» EXCERPTED TEXT:
PROFESSOR TO STUDENTS: DROP MY CLASS IF YOU’RE EASILY ‘TRIGGERED’

Professor to Students: Drop My Class If You're Easily 'Triggered'
PROFESSOR TO STUDENTS: DROP MY CLASS IF YOU’RE EASILY ‘TRIGGERED’

Students must sign contract promising not to throw fits over different viewpoints

SEE: https://www.infowars.com/professor-to-students-drop-my-class-if-youre-easily-triggered/republished below in full unedited for informational, educational and research purposes:
A professor at the University of Wisconsin Oshkosh is making students sign a contract that asks them to immediately drop his class if they are easily “triggered.”
James “Duke” Pesta, an associate professor of English, developed the two-page contract over a year-and-a-half ago in response to a growing number of college students who become outraged over different opinions.
The contract’s Statement of Purpose, published in The College Fix Thursday, lays out the professor’s rules for attending his class.
“In this course, we study literature from cultures that existed before you were born. Their world is not our world. Their beliefs may not be our beliefs. No one asks you to believe or endorse any premise, attitude, precept, theology, political system, or ideology contained in these books or expressed in class. Nor will you ever lose points or be docked grades because of your opinion (written, oral, or otherwise),” the contract says.

(Region annotation records)

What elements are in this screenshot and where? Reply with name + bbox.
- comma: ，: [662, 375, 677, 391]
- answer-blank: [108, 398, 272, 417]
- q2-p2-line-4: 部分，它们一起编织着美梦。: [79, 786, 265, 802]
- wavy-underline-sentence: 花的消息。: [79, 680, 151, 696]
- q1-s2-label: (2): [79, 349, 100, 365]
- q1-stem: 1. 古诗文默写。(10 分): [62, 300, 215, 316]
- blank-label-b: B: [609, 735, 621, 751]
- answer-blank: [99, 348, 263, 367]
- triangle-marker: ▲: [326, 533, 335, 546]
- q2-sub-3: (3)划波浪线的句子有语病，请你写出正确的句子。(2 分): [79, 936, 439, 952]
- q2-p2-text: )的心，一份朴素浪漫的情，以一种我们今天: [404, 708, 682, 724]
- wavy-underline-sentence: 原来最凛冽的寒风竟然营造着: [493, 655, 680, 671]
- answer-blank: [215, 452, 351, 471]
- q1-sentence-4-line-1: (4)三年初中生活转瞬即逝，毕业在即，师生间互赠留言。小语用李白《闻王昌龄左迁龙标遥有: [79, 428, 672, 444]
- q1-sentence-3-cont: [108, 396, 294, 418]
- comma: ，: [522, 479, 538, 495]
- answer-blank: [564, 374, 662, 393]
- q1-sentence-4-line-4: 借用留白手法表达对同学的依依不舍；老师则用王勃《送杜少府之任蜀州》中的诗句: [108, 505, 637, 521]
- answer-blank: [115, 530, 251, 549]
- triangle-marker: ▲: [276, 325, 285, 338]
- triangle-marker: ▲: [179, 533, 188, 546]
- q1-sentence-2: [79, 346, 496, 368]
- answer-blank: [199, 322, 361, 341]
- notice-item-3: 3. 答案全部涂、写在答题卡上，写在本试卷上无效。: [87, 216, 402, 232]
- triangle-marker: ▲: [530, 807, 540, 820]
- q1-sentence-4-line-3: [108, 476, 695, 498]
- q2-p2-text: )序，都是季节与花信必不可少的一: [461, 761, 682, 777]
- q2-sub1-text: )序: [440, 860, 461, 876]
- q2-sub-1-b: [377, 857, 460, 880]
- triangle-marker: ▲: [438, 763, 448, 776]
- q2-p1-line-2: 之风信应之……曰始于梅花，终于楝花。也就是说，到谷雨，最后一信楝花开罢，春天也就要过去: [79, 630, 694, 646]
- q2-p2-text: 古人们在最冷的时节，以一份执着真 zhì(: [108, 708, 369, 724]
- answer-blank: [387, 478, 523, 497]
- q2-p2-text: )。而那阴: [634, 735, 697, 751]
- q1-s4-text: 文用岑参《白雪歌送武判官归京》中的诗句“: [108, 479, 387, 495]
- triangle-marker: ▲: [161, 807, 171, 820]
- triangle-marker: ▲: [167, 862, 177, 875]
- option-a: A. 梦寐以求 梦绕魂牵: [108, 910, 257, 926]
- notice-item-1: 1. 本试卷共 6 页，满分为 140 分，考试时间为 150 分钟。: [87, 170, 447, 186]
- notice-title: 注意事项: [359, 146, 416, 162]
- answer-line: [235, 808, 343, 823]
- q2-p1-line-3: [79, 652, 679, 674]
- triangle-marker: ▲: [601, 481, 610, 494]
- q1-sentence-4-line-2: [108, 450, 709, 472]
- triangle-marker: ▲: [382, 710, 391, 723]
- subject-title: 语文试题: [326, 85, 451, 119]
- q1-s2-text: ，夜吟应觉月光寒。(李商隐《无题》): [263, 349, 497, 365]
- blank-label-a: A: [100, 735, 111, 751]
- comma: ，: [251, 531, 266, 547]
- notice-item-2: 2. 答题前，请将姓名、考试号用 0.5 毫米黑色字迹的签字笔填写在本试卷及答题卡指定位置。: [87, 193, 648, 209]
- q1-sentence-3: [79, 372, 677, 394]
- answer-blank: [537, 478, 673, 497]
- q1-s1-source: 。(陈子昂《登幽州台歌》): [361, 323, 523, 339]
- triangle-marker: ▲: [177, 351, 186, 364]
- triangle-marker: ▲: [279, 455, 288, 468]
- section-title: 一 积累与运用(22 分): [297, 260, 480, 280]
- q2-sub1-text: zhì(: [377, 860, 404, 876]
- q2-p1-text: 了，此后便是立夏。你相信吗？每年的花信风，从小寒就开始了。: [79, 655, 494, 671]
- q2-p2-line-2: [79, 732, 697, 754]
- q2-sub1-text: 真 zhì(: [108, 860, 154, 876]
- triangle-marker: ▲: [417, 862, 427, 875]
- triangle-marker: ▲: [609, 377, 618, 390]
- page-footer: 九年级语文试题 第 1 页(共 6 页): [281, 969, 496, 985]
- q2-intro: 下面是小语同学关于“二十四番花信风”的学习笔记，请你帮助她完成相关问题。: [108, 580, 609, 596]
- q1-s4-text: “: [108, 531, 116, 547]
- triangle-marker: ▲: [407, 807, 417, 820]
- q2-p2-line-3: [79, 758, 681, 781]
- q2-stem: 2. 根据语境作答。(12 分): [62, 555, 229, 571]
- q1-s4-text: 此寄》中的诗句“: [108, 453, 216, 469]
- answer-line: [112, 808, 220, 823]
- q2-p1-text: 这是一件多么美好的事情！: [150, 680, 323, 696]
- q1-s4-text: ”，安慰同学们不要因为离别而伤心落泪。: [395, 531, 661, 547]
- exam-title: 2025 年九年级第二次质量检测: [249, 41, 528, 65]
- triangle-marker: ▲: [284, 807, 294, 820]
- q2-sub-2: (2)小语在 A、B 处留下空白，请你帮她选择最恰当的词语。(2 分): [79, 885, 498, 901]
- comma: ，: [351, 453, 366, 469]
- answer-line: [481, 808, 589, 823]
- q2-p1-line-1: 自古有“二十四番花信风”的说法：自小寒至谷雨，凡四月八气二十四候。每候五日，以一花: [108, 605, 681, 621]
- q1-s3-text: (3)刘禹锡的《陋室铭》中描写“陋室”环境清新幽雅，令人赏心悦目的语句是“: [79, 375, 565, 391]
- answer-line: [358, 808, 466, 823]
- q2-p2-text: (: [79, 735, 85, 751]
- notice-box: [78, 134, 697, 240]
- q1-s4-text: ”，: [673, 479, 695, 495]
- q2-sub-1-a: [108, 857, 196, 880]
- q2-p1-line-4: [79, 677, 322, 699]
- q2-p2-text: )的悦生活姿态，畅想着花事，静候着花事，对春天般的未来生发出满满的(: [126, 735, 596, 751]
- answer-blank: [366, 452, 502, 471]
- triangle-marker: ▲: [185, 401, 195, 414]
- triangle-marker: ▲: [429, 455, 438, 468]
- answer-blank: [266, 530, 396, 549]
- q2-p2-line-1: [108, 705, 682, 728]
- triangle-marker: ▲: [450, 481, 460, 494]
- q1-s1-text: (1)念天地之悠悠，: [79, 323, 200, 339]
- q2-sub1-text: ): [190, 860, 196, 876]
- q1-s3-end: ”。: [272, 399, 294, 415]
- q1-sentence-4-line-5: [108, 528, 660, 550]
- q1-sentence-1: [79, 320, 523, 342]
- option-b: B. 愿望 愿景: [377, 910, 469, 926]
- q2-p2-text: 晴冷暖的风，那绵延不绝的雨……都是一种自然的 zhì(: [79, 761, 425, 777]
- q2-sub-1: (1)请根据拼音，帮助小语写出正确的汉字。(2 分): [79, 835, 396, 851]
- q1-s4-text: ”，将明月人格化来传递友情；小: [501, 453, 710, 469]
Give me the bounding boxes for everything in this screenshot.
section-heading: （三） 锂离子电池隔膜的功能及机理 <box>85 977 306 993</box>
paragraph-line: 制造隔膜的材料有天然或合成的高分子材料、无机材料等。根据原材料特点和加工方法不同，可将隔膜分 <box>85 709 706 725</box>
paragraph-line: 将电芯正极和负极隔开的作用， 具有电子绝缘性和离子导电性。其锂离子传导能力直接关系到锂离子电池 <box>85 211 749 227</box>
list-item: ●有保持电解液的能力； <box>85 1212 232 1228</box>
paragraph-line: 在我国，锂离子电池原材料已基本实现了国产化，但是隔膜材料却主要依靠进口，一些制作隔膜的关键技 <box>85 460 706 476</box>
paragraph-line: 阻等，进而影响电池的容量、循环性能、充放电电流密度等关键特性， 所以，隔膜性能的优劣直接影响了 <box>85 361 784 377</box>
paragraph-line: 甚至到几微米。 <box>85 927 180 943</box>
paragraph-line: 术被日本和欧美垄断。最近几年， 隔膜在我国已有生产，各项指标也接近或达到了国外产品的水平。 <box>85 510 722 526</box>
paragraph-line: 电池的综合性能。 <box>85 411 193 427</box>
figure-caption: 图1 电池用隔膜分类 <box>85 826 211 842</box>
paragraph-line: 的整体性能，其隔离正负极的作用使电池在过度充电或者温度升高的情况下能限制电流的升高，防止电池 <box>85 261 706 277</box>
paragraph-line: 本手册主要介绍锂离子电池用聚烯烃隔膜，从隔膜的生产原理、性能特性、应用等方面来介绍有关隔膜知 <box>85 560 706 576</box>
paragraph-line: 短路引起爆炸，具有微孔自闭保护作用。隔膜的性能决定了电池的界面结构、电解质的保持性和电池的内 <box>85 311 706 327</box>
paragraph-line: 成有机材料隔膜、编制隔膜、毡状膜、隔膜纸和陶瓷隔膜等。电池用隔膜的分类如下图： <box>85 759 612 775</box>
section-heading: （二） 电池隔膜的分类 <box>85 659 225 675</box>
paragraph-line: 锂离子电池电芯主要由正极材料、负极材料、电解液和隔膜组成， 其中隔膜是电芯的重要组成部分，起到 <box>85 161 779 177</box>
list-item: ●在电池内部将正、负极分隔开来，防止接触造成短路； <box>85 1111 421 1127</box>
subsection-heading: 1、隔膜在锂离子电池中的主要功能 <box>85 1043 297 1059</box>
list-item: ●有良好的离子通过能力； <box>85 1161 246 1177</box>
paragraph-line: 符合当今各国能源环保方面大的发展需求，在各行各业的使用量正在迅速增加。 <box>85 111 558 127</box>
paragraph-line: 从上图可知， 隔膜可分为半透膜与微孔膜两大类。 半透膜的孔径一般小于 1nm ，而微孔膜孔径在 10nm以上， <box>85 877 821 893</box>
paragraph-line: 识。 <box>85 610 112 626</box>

» WHAT IS NEEDED:
Return the full article on the professor's class contract from above, reproducing every line verbatim.

» SOLUTION:
PROFESSOR TO STUDENTS: DROP MY CLASS IF YOU’RE EASILY ‘TRIGGERED’

Professor to Students: Drop My Class If You're Easily 'Triggered'
PROFESSOR TO STUDENTS: DROP MY CLASS IF YOU’RE EASILY ‘TRIGGERED’

Students must sign contract promising not to throw fits over different viewpoints

SEE: https://www.infowars.com/professor-to-students-drop-my-class-if-youre-easily-triggered/republished below in full unedited for informational, educational and research purposes:
A professor at the University of Wisconsin Oshkosh is making students sign a contract that asks them to immediately drop his class if they are easily “triggered.”
James “Duke” Pesta, an associate professor of English, developed the two-page contract over a year-and-a-half ago in response to a growing number of college students who become outraged over different opinions.
The contract’s Statement of Purpose, published in The College Fix Thursday, lays out the professor’s rules for attending his class.
“In this course, we study literature from cultures that existed before you were born. Their world is not our world. Their beliefs may not be our beliefs. No one asks you to believe or endorse any premise, attitude, precept, theology, political system, or ideology contained in these books or expressed in class. Nor will you ever lose points or be docked grades because of your opinion (written, oral, or otherwise),” the contract says.